start Data for the task

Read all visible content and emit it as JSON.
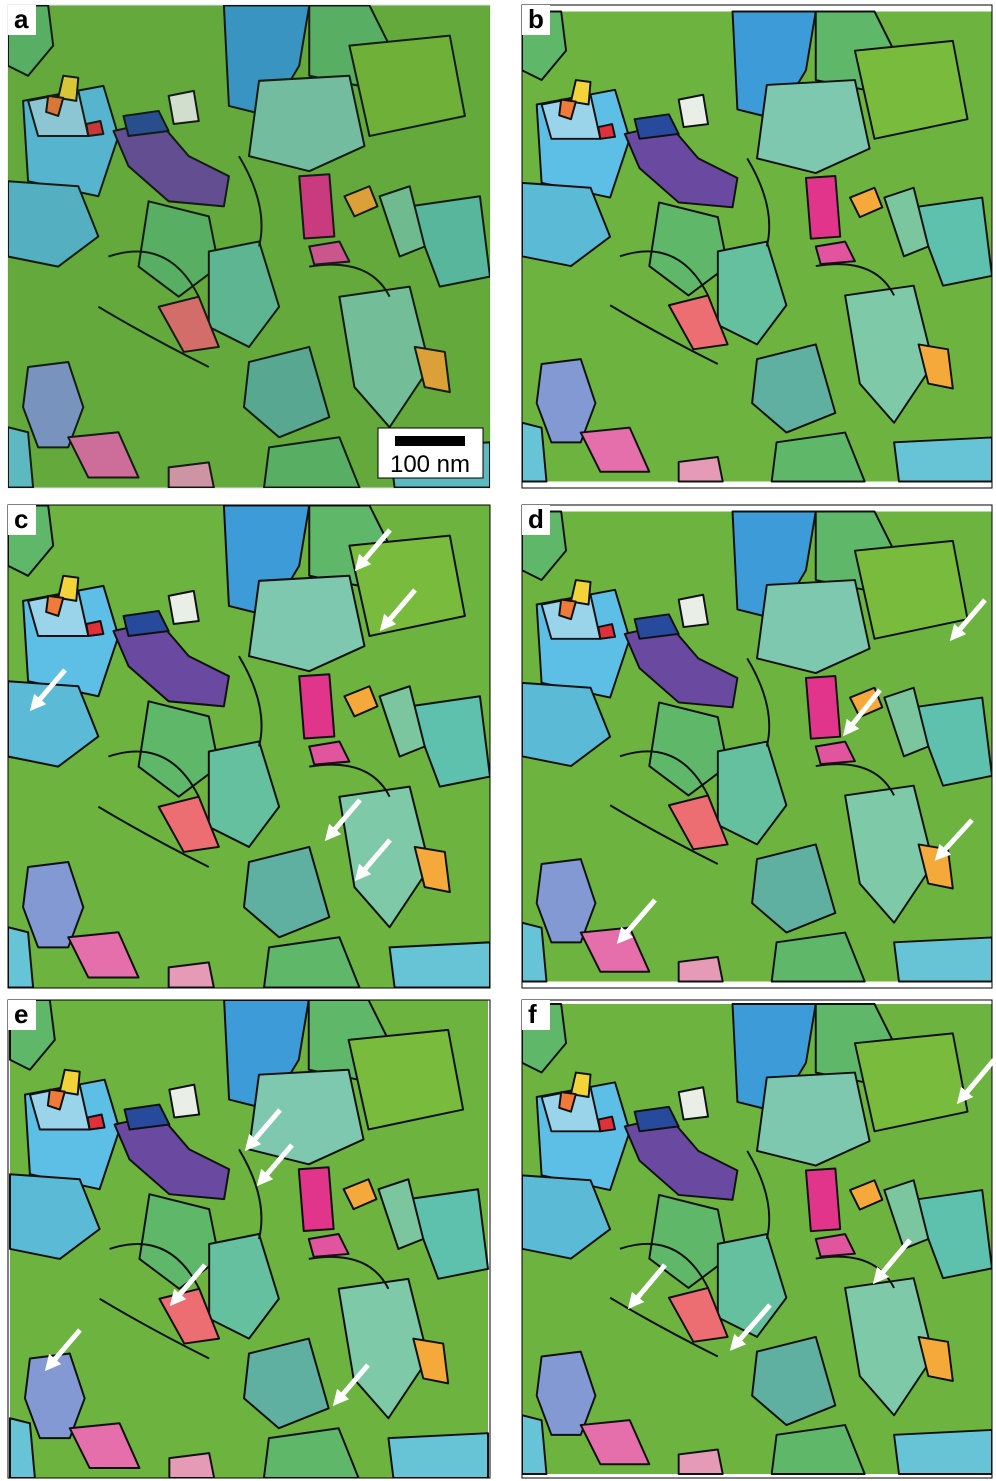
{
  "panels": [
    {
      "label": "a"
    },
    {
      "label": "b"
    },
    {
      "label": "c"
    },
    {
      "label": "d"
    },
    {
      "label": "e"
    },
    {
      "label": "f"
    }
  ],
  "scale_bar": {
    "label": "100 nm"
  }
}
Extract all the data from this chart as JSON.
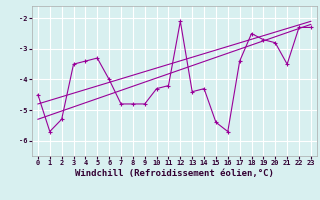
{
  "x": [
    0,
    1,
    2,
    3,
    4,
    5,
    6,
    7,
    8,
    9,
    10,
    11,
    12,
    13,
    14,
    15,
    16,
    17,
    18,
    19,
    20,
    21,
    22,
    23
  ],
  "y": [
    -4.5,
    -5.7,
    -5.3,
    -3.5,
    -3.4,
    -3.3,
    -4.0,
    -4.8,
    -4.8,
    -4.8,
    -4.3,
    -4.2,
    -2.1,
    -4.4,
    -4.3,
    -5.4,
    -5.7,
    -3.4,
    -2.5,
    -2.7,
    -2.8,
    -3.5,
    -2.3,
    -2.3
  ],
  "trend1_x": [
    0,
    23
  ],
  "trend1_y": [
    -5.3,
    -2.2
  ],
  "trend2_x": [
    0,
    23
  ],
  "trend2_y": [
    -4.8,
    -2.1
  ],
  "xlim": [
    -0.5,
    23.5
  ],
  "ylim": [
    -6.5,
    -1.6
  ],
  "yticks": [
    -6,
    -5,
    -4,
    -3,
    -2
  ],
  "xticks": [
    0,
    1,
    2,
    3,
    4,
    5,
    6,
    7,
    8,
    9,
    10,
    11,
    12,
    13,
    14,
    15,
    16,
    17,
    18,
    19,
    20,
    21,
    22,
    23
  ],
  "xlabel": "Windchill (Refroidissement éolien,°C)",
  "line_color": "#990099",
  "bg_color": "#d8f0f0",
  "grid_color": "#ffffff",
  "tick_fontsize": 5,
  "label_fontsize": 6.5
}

end Data for the task

__Objective__:
Would you mind returning each entry above word for word, skipping the images?

__Answer for this exercise__:
Read all visible content and emit it as JSON.
{
  "panels": [
    {
      "label": "a"
    },
    {
      "label": "b"
    },
    {
      "label": "c"
    },
    {
      "label": "d"
    },
    {
      "label": "e"
    },
    {
      "label": "f"
    }
  ],
  "scale_bar": {
    "label": "100 nm"
  }
}
Extract all the data from this chart as JSON.
{
  "x": [
    0,
    1,
    2,
    3,
    4,
    5,
    6,
    7,
    8,
    9,
    10,
    11,
    12,
    13,
    14,
    15,
    16,
    17,
    18,
    19,
    20,
    21,
    22,
    23
  ],
  "y": [
    -4.5,
    -5.7,
    -5.3,
    -3.5,
    -3.4,
    -3.3,
    -4.0,
    -4.8,
    -4.8,
    -4.8,
    -4.3,
    -4.2,
    -2.1,
    -4.4,
    -4.3,
    -5.4,
    -5.7,
    -3.4,
    -2.5,
    -2.7,
    -2.8,
    -3.5,
    -2.3,
    -2.3
  ],
  "trend1_x": [
    0,
    23
  ],
  "trend1_y": [
    -5.3,
    -2.2
  ],
  "trend2_x": [
    0,
    23
  ],
  "trend2_y": [
    -4.8,
    -2.1
  ],
  "xlim": [
    -0.5,
    23.5
  ],
  "ylim": [
    -6.5,
    -1.6
  ],
  "yticks": [
    -6,
    -5,
    -4,
    -3,
    -2
  ],
  "xticks": [
    0,
    1,
    2,
    3,
    4,
    5,
    6,
    7,
    8,
    9,
    10,
    11,
    12,
    13,
    14,
    15,
    16,
    17,
    18,
    19,
    20,
    21,
    22,
    23
  ],
  "xlabel": "Windchill (Refroidissement éolien,°C)",
  "line_color": "#990099",
  "bg_color": "#d8f0f0",
  "grid_color": "#ffffff",
  "tick_fontsize": 5,
  "label_fontsize": 6.5
}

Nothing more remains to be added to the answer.